Word for word, retype every entry in the listing.

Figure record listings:
┄┄┄┄┄┄┄┄┄┄┄┄┄┄┄┄┄┄┄┄
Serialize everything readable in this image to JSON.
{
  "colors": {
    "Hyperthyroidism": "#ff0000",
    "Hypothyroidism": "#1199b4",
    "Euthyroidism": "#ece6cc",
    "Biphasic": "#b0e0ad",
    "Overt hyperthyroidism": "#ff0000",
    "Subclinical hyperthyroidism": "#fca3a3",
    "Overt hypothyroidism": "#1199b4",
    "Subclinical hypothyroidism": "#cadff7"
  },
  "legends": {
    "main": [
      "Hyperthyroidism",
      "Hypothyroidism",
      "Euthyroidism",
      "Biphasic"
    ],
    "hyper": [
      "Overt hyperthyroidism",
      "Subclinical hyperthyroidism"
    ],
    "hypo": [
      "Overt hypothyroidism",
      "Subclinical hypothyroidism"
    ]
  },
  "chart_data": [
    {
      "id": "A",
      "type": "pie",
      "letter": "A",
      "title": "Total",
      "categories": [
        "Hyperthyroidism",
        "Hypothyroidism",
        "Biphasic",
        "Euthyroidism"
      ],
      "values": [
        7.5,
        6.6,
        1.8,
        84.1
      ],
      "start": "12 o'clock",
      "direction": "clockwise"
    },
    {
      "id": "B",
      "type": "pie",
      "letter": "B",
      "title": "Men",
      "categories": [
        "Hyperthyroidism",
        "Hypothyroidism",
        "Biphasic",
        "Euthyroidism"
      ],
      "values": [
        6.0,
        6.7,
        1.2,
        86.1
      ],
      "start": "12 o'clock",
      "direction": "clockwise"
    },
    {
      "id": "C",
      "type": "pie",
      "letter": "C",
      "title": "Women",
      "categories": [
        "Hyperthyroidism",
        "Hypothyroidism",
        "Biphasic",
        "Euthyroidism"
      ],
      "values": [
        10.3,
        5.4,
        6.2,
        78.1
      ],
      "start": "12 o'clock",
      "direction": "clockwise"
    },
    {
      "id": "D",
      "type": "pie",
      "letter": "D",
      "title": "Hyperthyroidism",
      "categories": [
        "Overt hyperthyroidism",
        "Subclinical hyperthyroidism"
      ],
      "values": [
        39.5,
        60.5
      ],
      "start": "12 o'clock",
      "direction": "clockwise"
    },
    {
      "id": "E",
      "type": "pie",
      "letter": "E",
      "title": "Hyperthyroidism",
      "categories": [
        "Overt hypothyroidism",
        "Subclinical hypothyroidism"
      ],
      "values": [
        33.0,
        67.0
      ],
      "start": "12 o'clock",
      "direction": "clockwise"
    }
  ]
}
┄┄┄┄┄┄┄┄┄┄┄┄┄┄┄┄┄┄┄┄
EXPECTED ANSWER:
Serialize everything readable in this image to JSON.
{
  "colors": {
    "Hyperthyroidism": "#ff0000",
    "Hypothyroidism": "#1199b4",
    "Euthyroidism": "#ece6cc",
    "Biphasic": "#b0e0ad",
    "Overt hyperthyroidism": "#ff0000",
    "Subclinical hyperthyroidism": "#fca3a3",
    "Overt hypothyroidism": "#1199b4",
    "Subclinical hypothyroidism": "#cadff7"
  },
  "legends": {
    "main": [
      "Hyperthyroidism",
      "Hypothyroidism",
      "Euthyroidism",
      "Biphasic"
    ],
    "hyper": [
      "Overt hyperthyroidism",
      "Subclinical hyperthyroidism"
    ],
    "hypo": [
      "Overt hypothyroidism",
      "Subclinical hypothyroidism"
    ]
  },
  "chart_data": [
    {
      "id": "A",
      "type": "pie",
      "letter": "A",
      "title": "Total",
      "categories": [
        "Hyperthyroidism",
        "Hypothyroidism",
        "Biphasic",
        "Euthyroidism"
      ],
      "values": [
        7.5,
        6.6,
        1.8,
        84.1
      ],
      "start": "12 o'clock",
      "direction": "clockwise"
    },
    {
      "id": "B",
      "type": "pie",
      "letter": "B",
      "title": "Men",
      "categories": [
        "Hyperthyroidism",
        "Hypothyroidism",
        "Biphasic",
        "Euthyroidism"
      ],
      "values": [
        6.0,
        6.7,
        1.2,
        86.1
      ],
      "start": "12 o'clock",
      "direction": "clockwise"
    },
    {
      "id": "C",
      "type": "pie",
      "letter": "C",
      "title": "Women",
      "categories": [
        "Hyperthyroidism",
        "Hypothyroidism",
        "Biphasic",
        "Euthyroidism"
      ],
      "values": [
        10.3,
        5.4,
        6.2,
        78.1
      ],
      "start": "12 o'clock",
      "direction": "clockwise"
    },
    {
      "id": "D",
      "type": "pie",
      "letter": "D",
      "title": "Hyperthyroidism",
      "categories": [
        "Overt hyperthyroidism",
        "Subclinical hyperthyroidism"
      ],
      "values": [
        39.5,
        60.5
      ],
      "start": "12 o'clock",
      "direction": "clockwise"
    },
    {
      "id": "E",
      "type": "pie",
      "letter": "E",
      "title": "Hyperthyroidism",
      "categories": [
        "Overt hypothyroidism",
        "Subclinical hypothyroidism"
      ],
      "values": [
        33.0,
        67.0
      ],
      "start": "12 o'clock",
      "direction": "clockwise"
    }
  ]
}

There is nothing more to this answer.